▸ Record list:
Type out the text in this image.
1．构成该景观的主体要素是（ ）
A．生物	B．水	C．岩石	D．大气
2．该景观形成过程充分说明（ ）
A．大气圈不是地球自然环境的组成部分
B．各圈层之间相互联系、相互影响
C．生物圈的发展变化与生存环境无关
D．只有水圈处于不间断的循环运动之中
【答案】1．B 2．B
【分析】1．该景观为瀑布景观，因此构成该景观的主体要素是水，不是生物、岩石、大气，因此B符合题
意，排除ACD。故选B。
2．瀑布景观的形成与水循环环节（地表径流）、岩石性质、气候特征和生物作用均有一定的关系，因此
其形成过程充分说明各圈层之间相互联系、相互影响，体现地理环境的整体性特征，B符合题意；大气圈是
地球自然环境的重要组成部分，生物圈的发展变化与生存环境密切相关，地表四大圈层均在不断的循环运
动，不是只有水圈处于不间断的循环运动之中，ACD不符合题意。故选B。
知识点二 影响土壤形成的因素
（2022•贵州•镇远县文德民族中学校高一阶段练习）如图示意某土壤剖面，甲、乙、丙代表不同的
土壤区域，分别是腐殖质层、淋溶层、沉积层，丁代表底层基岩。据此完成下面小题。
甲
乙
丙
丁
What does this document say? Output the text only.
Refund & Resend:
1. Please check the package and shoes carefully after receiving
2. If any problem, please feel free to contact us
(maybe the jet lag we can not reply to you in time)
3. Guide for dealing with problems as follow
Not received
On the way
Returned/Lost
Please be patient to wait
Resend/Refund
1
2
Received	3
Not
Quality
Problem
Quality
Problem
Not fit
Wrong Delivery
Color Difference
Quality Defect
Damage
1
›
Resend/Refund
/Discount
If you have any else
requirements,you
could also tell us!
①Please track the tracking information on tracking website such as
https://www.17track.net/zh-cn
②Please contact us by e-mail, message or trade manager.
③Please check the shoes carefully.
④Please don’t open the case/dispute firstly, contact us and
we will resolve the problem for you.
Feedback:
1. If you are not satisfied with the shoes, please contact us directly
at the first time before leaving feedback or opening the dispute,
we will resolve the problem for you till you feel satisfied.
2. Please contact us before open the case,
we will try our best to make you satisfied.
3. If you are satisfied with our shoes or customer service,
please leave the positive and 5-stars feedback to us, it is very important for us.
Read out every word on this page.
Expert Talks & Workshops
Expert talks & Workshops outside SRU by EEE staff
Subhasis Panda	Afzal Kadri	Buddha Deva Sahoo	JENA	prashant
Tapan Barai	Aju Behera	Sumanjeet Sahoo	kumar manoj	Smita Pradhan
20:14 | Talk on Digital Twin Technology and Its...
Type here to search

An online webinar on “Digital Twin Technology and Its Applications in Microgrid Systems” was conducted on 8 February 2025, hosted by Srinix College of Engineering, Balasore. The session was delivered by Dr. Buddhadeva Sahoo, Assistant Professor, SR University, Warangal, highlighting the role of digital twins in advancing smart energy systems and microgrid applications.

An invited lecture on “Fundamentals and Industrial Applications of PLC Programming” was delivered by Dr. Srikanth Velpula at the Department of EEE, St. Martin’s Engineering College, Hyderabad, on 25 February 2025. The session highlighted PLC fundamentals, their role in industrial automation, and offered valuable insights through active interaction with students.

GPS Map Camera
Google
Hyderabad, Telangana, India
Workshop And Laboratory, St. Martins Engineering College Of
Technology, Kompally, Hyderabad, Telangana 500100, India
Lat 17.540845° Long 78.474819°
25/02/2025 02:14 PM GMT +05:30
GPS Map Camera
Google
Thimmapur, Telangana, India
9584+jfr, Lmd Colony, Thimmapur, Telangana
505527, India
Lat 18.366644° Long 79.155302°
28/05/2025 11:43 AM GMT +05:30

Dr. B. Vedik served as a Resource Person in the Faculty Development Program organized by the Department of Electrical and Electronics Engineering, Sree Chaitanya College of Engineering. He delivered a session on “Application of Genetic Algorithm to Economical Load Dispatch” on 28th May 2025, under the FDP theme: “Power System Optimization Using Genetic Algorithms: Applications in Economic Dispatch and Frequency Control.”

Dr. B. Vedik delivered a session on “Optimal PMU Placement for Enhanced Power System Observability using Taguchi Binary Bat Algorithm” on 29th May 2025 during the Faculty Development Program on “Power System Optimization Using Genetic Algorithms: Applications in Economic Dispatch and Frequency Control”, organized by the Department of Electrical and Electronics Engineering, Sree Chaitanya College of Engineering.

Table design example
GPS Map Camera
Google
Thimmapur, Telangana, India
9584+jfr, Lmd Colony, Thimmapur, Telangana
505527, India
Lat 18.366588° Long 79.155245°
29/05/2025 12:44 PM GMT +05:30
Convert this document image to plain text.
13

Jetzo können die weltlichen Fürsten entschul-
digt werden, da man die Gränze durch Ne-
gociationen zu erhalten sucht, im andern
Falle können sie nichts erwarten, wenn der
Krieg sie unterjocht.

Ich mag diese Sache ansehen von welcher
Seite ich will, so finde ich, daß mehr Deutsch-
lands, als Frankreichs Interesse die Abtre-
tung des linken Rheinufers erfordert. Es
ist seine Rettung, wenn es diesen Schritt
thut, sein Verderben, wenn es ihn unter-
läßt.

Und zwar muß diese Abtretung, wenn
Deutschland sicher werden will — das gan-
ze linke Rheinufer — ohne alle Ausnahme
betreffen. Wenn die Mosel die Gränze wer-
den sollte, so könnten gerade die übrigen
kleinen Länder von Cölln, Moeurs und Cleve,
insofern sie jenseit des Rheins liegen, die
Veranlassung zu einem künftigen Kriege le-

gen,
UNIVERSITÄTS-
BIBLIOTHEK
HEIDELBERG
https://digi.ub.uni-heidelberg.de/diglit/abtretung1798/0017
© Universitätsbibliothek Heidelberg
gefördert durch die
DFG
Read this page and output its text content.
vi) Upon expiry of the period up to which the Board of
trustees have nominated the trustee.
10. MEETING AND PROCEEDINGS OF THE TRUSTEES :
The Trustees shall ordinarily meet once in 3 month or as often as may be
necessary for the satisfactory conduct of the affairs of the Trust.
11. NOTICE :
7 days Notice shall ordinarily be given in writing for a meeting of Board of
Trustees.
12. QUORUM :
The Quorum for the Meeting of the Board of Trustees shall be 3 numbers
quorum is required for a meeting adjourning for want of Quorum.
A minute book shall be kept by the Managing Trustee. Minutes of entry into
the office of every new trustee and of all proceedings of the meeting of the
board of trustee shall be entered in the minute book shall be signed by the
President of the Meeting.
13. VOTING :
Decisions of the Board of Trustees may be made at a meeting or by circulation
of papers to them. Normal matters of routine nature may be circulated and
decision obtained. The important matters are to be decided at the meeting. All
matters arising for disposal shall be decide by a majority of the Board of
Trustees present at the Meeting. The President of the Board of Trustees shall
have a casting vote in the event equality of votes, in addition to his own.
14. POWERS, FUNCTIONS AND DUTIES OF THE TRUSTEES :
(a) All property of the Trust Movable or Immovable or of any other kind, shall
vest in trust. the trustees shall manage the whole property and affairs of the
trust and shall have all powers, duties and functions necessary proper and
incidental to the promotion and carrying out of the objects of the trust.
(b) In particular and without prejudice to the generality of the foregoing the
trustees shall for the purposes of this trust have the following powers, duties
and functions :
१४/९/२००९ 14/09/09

▸ Brief: Read the entries and show each line that mentions "dispute".

▸ Problem solution:
④Please don’t open the case/dispute firstly, contact us and
at the first time before leaving feedback or opening the dispute,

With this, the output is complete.